Which lines hold the word "within"? Copy each one.

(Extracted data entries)

--- START ---

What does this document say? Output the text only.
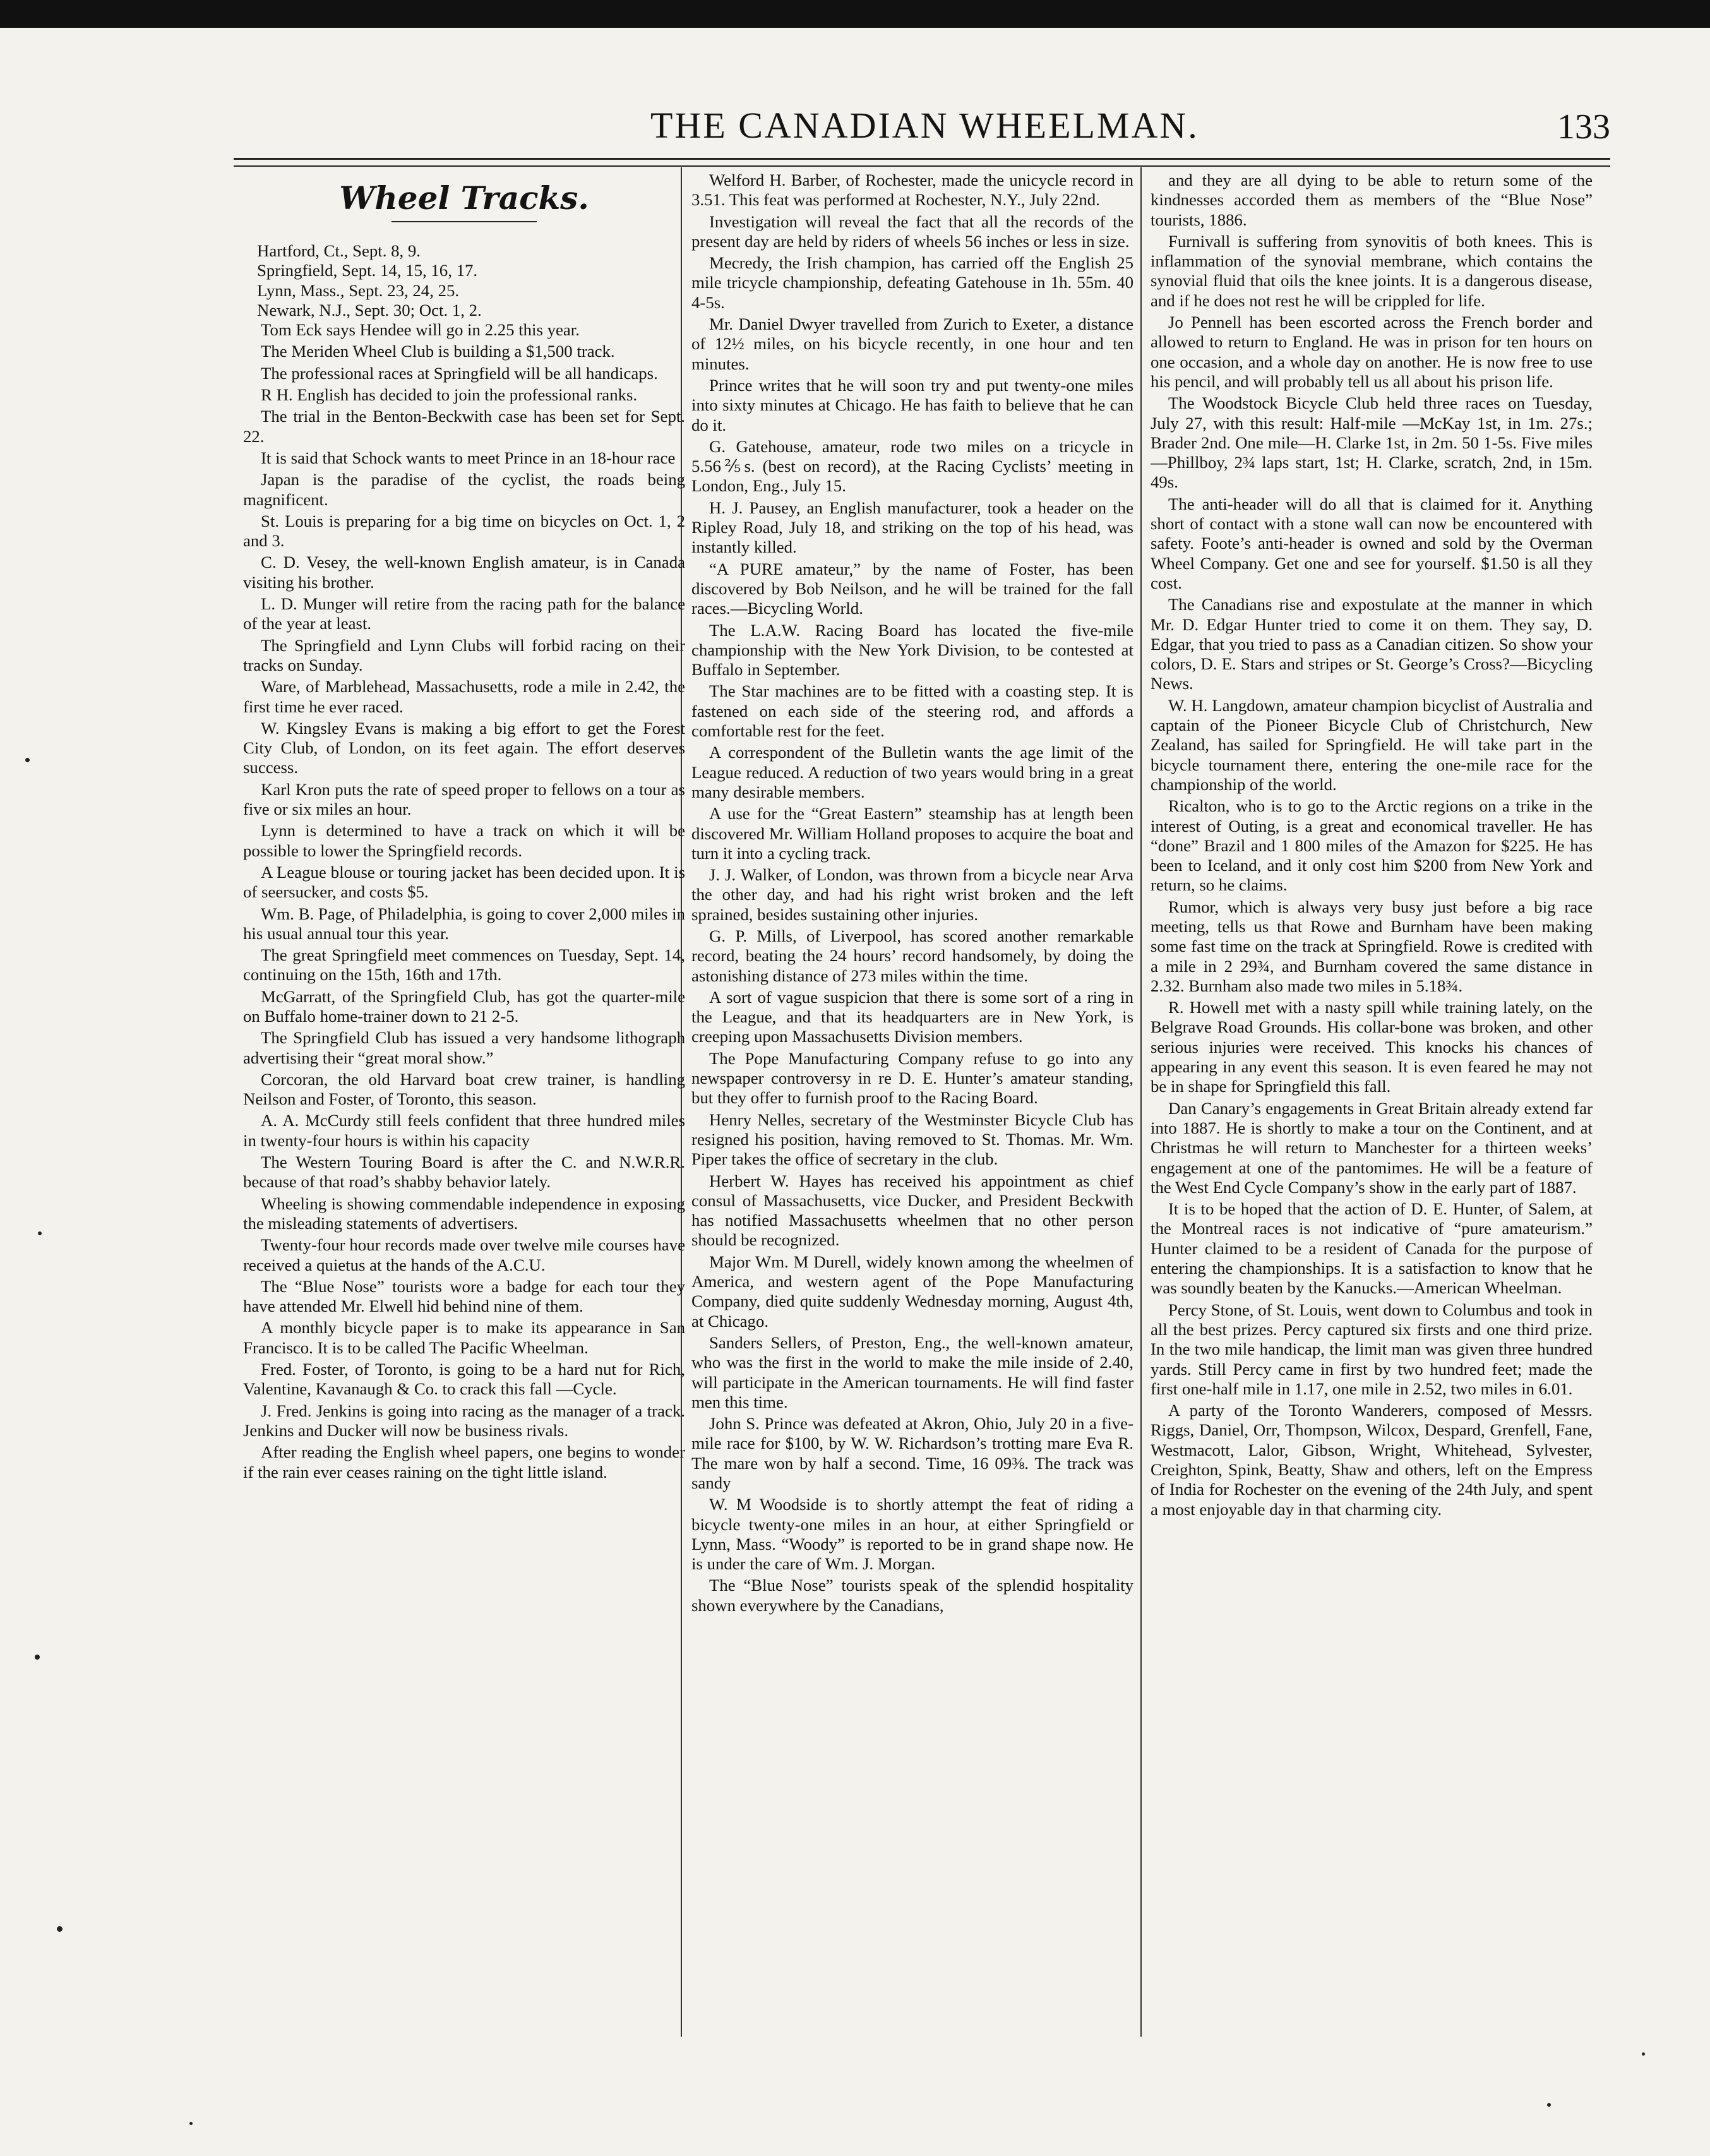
THE CANADIAN WHEELMAN.	133
Wheel Tracks.

Hartford, Ct., Sept. 8, 9.

Springfield, Sept. 14, 15, 16, 17.

Lynn, Mass., Sept. 23, 24, 25.

Newark, N.J., Sept. 30; Oct. 1, 2.

Tom Eck says Hendee will go in 2.25 this year.

The Meriden Wheel Club is building a $1,500 track.

The professional races at Springfield will be all handicaps.

R H. English has decided to join the professional ranks.

The trial in the Benton-Beckwith case has been set for Sept. 22.

It is said that Schock wants to meet Prince in an 18-hour race

Japan is the paradise of the cyclist, the roads being magnificent.

St. Louis is preparing for a big time on bicycles on Oct. 1, 2 and 3.

C. D. Vesey, the well-known English amateur, is in Canada visiting his brother.

L. D. Munger will retire from the racing path for the balance of the year at least.

The Springfield and Lynn Clubs will forbid racing on their tracks on Sunday.

Ware, of Marblehead, Massachusetts, rode a mile in 2.42, the first time he ever raced.

W. Kingsley Evans is making a big effort to get the Forest City Club, of London, on its feet again. The effort deserves success.

Karl Kron puts the rate of speed proper to fellows on a tour as five or six miles an hour.

Lynn is determined to have a track on which it will be possible to lower the Springfield records.

A League blouse or touring jacket has been decided upon. It is of seersucker, and costs $5.

Wm. B. Page, of Philadelphia, is going to cover 2,000 miles in his usual annual tour this year.

The great Springfield meet commences on Tuesday, Sept. 14, continuing on the 15th, 16th and 17th.

McGarratt, of the Springfield Club, has got the quarter-mile on Buffalo home-trainer down to 21 2-5.

The Springfield Club has issued a very handsome lithograph advertising their “great moral show.”

Corcoran, the old Harvard boat crew trainer, is handling Neilson and Foster, of Toronto, this season.

A. A. McCurdy still feels confident that three hundred miles in twenty-four hours is within his capacity

The Western Touring Board is after the C. and N.W.R.R. because of that road’s shabby behavior lately.

Wheeling is showing commendable independence in exposing the misleading statements of advertisers.

Twenty-four hour records made over twelve mile courses have received a quietus at the hands of the A.C.U.

The “Blue Nose” tourists wore a badge for each tour they have attended Mr. Elwell hid behind nine of them.

A monthly bicycle paper is to make its appearance in San Francisco. It is to be called The Pacific Wheelman.

Fred. Foster, of Toronto, is going to be a hard nut for Rich, Valentine, Kavanaugh & Co. to crack this fall —Cycle.

J. Fred. Jenkins is going into racing as the manager of a track. Jenkins and Ducker will now be business rivals.

After reading the English wheel papers, one begins to wonder if the rain ever ceases raining on the tight little island.

Welford H. Barber, of Rochester, made the unicycle record in 3.51. This feat was performed at Rochester, N.Y., July 22nd.

Investigation will reveal the fact that all the records of the present day are held by riders of wheels 56 inches or less in size.

Mecredy, the Irish champion, has carried off the English 25 mile tricycle championship, defeating Gatehouse in 1h. 55m. 40 4-5s.

Mr. Daniel Dwyer travelled from Zurich to Exeter, a distance of 12½ miles, on his bicycle recently, in one hour and ten minutes.

Prince writes that he will soon try and put twenty-one miles into sixty minutes at Chicago. He has faith to believe that he can do it.

G. Gatehouse, amateur, rode two miles on a tricycle in 5.56⅖s. (best on record), at the Racing Cyclists’ meeting in London, Eng., July 15.

H. J. Pausey, an English manufacturer, took a header on the Ripley Road, July 18, and striking on the top of his head, was instantly killed.

“A PURE amateur,” by the name of Foster, has been discovered by Bob Neilson, and he will be trained for the fall races.—Bicycling World.

The L.A.W. Racing Board has located the five-mile championship with the New York Division, to be contested at Buffalo in September.

The Star machines are to be fitted with a coasting step. It is fastened on each side of the steering rod, and affords a comfortable rest for the feet.

A correspondent of the Bulletin wants the age limit of the League reduced. A reduction of two years would bring in a great many desirable members.

A use for the “Great Eastern” steamship has at length been discovered Mr. William Holland proposes to acquire the boat and turn it into a cycling track.

J. J. Walker, of London, was thrown from a bicycle near Arva the other day, and had his right wrist broken and the left sprained, besides sustaining other injuries.

G. P. Mills, of Liverpool, has scored another remarkable record, beating the 24 hours’ record handsomely, by doing the astonishing distance of 273 miles within the time.

A sort of vague suspicion that there is some sort of a ring in the League, and that its headquarters are in New York, is creeping upon Massachusetts Division members.

The Pope Manufacturing Company refuse to go into any newspaper controversy in re D. E. Hunter’s amateur standing, but they offer to furnish proof to the Racing Board.

Henry Nelles, secretary of the Westminster Bicycle Club has resigned his position, having removed to St. Thomas. Mr. Wm. Piper takes the office of secretary in the club.

Herbert W. Hayes has received his appointment as chief consul of Massachusetts, vice Ducker, and President Beckwith has notified Massachusetts wheelmen that no other person should be recognized.

Major Wm. M Durell, widely known among the wheelmen of America, and western agent of the Pope Manufacturing Company, died quite suddenly Wednesday morning, August 4th, at Chicago.

Sanders Sellers, of Preston, Eng., the well-known amateur, who was the first in the world to make the mile inside of 2.40, will participate in the American tournaments. He will find faster men this time.

John S. Prince was defeated at Akron, Ohio, July 20 in a five-mile race for $100, by W. W. Richardson’s trotting mare Eva R. The mare won by half a second. Time, 16 09⅜. The track was sandy

W. M Woodside is to shortly attempt the feat of riding a bicycle twenty-one miles in an hour, at either Springfield or Lynn, Mass. “Woody” is reported to be in grand shape now. He is under the care of Wm. J. Morgan.

The “Blue Nose” tourists speak of the splendid hospitality shown everywhere by the Canadians,

and they are all dying to be able to return some of the kindnesses accorded them as members of the “Blue Nose” tourists, 1886.

Furnivall is suffering from synovitis of both knees. This is inflammation of the synovial membrane, which contains the synovial fluid that oils the knee joints. It is a dangerous disease, and if he does not rest he will be crippled for life.

Jo Pennell has been escorted across the French border and allowed to return to England. He was in prison for ten hours on one occasion, and a whole day on another. He is now free to use his pencil, and will probably tell us all about his prison life.

The Woodstock Bicycle Club held three races on Tuesday, July 27, with this result: Half-mile —McKay 1st, in 1m. 27s.; Brader 2nd. One mile—H. Clarke 1st, in 2m. 50 1-5s. Five miles —Phillboy, 2¾ laps start, 1st; H. Clarke, scratch, 2nd, in 15m. 49s.

The anti-header will do all that is claimed for it. Anything short of contact with a stone wall can now be encountered with safety. Foote’s anti-header is owned and sold by the Overman Wheel Company. Get one and see for yourself. $1.50 is all they cost.

The Canadians rise and expostulate at the manner in which Mr. D. Edgar Hunter tried to come it on them. They say, D. Edgar, that you tried to pass as a Canadian citizen. So show your colors, D. E. Stars and stripes or St. George’s Cross?—Bicycling News.

W. H. Langdown, amateur champion bicyclist of Australia and captain of the Pioneer Bicycle Club of Christchurch, New Zealand, has sailed for Springfield. He will take part in the bicycle tournament there, entering the one-mile race for the championship of the world.

Ricalton, who is to go to the Arctic regions on a trike in the interest of Outing, is a great and economical traveller. He has “done” Brazil and 1 800 miles of the Amazon for $225. He has been to Iceland, and it only cost him $200 from New York and return, so he claims.

Rumor, which is always very busy just before a big race meeting, tells us that Rowe and Burnham have been making some fast time on the track at Springfield. Rowe is credited with a mile in 2 29¾, and Burnham covered the same distance in 2.32. Burnham also made two miles in 5.18¾.

R. Howell met with a nasty spill while training lately, on the Belgrave Road Grounds. His collar-bone was broken, and other serious injuries were received. This knocks his chances of appearing in any event this season. It is even feared he may not be in shape for Springfield this fall.

Dan Canary’s engagements in Great Britain already extend far into 1887. He is shortly to make a tour on the Continent, and at Christmas he will return to Manchester for a thirteen weeks’ engagement at one of the pantomimes. He will be a feature of the West End Cycle Company’s show in the early part of 1887.

It is to be hoped that the action of D. E. Hunter, of Salem, at the Montreal races is not indicative of “pure amateurism.” Hunter claimed to be a resident of Canada for the purpose of entering the championships. It is a satisfaction to know that he was soundly beaten by the Kanucks.—American Wheelman.

Percy Stone, of St. Louis, went down to Columbus and took in all the best prizes. Percy captured six firsts and one third prize. In the two mile handicap, the limit man was given three hundred yards. Still Percy came in first by two hundred feet; made the first one-half mile in 1.17, one mile in 2.52, two miles in 6.01.

A party of the Toronto Wanderers, composed of Messrs. Riggs, Daniel, Orr, Thompson, Wilcox, Despard, Grenfell, Fane, Westmacott, Lalor, Gibson, Wright, Whitehead, Sylvester, Creighton, Spink, Beatty, Shaw and others, left on the Empress of India for Rochester on the evening of the 24th July, and spent a most enjoyable day in that charming city.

--- END ---

> [Right answer]
A. A. McCurdy still feels confident that three hundred miles in twenty-four hours is within his capacity
G. P. Mills, of Liverpool, has scored another remarkable record, beating the 24 hours’ record handsomely, by doing the astonishing distance of 273 miles within the time.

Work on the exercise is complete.